Task instructions
Report each line of the data that includes the word "Long".

○ ○ ○

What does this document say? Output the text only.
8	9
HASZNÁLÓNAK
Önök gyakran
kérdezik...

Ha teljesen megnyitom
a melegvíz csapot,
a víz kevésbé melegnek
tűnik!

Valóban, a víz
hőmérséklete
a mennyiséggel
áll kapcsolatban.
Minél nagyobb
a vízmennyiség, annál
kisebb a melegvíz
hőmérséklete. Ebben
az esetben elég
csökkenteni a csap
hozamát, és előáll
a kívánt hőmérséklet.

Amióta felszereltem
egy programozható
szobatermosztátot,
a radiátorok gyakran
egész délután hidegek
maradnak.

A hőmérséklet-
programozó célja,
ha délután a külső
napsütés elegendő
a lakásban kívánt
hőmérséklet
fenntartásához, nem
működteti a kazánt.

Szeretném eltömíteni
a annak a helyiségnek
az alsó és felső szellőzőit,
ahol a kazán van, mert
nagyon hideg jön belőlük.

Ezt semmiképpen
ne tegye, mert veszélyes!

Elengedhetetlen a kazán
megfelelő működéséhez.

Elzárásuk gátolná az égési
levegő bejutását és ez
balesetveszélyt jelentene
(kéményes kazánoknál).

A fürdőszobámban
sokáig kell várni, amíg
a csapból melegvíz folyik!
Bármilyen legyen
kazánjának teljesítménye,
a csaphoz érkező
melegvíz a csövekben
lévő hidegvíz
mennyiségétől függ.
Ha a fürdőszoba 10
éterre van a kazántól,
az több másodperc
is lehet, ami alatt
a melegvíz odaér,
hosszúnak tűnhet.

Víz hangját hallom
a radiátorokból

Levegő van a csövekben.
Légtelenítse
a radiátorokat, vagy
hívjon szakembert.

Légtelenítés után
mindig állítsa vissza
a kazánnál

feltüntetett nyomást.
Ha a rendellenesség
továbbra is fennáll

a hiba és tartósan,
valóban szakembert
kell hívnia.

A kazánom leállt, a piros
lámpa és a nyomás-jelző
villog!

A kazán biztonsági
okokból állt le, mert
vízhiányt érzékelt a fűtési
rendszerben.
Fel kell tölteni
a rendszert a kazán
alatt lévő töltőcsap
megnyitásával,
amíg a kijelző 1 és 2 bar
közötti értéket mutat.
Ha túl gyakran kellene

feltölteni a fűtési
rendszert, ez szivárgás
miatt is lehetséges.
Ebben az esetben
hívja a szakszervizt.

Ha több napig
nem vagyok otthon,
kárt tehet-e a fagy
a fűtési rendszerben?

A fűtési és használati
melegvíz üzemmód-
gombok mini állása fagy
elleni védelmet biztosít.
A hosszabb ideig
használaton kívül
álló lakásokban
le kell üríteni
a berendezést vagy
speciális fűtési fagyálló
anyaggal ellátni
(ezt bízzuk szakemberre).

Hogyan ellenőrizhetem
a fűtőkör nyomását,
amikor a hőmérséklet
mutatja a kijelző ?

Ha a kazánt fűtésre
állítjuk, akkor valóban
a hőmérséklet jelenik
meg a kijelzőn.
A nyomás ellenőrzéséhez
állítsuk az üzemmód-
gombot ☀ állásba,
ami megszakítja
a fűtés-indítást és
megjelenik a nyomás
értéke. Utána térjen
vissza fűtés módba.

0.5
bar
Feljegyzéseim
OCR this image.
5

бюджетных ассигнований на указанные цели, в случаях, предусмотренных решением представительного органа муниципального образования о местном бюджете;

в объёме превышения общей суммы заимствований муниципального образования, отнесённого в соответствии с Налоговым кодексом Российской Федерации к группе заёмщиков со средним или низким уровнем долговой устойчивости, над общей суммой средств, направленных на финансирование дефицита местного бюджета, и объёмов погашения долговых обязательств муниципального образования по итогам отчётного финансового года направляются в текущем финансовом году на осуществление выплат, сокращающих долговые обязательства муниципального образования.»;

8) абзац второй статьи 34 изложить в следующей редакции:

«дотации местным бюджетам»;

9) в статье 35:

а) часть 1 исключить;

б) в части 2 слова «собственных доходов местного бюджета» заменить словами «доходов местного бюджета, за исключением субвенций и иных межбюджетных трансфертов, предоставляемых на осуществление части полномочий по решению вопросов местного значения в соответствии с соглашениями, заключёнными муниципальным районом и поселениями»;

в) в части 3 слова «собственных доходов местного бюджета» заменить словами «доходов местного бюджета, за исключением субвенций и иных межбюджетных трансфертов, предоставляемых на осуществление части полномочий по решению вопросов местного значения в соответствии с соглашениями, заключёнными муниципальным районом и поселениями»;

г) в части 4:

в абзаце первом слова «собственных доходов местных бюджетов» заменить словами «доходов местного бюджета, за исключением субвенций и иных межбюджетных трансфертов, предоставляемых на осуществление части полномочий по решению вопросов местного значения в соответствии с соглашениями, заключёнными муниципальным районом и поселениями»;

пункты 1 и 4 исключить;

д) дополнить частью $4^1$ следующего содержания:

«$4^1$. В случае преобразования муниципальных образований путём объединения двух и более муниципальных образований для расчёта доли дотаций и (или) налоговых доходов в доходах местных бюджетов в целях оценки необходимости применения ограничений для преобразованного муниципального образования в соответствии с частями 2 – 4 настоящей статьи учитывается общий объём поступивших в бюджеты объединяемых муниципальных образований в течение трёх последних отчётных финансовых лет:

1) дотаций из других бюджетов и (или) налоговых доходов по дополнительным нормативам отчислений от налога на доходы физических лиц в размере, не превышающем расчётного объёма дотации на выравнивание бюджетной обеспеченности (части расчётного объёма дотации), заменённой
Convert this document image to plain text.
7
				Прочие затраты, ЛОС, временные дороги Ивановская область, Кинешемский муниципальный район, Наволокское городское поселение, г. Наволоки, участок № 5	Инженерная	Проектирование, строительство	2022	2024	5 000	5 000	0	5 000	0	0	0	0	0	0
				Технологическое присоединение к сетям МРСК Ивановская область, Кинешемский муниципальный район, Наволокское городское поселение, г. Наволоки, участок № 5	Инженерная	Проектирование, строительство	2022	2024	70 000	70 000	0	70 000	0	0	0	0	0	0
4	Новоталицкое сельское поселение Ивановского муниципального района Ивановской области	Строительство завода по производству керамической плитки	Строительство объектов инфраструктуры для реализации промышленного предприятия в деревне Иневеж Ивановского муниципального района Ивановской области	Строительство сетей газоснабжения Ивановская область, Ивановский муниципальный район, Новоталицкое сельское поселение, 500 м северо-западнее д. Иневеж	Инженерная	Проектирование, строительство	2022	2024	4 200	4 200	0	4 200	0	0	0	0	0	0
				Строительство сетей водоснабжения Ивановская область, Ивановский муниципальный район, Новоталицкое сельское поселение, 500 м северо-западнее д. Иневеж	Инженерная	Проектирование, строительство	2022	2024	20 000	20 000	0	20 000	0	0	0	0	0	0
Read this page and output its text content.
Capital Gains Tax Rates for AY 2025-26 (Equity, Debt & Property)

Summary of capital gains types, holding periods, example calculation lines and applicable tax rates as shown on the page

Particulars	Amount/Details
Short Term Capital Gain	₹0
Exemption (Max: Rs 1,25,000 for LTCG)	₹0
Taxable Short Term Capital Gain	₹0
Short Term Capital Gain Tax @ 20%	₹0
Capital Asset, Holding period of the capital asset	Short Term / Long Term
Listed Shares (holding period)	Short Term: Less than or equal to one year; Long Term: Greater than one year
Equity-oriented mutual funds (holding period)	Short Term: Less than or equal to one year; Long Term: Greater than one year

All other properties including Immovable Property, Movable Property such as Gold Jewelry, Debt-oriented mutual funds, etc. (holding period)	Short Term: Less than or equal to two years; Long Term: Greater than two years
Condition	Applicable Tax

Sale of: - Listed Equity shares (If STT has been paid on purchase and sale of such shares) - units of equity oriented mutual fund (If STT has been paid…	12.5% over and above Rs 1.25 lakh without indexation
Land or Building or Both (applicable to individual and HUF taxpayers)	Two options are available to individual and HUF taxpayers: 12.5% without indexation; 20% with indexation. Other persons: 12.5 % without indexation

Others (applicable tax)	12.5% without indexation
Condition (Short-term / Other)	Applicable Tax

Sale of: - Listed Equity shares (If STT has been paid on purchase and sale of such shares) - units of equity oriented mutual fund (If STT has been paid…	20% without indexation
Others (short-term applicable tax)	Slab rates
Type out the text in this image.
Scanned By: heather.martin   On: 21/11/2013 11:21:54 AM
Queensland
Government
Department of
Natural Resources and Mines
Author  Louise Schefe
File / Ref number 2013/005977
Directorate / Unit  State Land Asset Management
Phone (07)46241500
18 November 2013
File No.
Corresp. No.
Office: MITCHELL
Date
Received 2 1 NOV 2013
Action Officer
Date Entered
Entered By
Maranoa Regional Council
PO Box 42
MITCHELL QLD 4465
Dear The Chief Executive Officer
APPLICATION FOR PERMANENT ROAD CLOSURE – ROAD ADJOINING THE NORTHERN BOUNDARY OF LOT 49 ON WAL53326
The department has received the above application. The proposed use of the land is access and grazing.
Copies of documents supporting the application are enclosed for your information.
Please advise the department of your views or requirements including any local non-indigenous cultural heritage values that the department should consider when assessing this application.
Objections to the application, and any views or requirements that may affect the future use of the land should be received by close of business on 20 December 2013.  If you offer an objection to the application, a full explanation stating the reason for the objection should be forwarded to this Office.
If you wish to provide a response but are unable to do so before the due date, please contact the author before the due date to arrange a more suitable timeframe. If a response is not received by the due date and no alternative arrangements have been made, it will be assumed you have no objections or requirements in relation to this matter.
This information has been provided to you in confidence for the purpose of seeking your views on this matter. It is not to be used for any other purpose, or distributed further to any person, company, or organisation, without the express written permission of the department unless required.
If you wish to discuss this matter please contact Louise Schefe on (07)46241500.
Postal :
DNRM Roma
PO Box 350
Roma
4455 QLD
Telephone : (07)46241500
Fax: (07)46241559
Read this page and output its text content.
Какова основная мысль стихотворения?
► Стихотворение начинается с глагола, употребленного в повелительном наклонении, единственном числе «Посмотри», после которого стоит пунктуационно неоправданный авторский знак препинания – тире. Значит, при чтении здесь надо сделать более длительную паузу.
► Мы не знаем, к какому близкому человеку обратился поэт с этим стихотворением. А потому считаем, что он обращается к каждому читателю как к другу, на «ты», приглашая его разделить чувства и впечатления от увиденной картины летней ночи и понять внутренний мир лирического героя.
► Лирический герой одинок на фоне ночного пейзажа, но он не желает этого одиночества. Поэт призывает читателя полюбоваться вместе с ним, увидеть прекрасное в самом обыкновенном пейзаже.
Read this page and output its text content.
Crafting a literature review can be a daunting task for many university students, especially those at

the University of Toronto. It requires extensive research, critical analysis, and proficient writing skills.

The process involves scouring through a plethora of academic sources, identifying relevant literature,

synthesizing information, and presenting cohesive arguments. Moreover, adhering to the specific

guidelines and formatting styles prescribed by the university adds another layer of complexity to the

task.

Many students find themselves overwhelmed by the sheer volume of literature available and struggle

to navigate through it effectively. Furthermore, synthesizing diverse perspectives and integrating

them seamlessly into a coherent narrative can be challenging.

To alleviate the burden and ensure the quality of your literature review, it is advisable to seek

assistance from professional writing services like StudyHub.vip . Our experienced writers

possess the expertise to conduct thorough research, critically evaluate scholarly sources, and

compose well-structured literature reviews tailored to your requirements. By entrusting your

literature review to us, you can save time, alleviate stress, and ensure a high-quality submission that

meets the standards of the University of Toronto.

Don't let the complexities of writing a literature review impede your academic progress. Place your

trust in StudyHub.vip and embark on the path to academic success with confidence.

○ ○ ○

Completed exercise
Capital Asset, Holding period of the capital asset	Short Term / Long Term
Listed Shares (holding period)	Short Term: Less than or equal to one year; Long Term: Greater than one year
Equity-oriented mutual funds (holding period)	Short Term: Less than or equal to one year; Long Term: Greater than one year
All other properties including Immovable Property, Movable Property such as Gold Jewelry, Debt-oriented mutual funds, etc. (holding period)	Short Term: Less than or equal to two years; Long Term: Greater than two years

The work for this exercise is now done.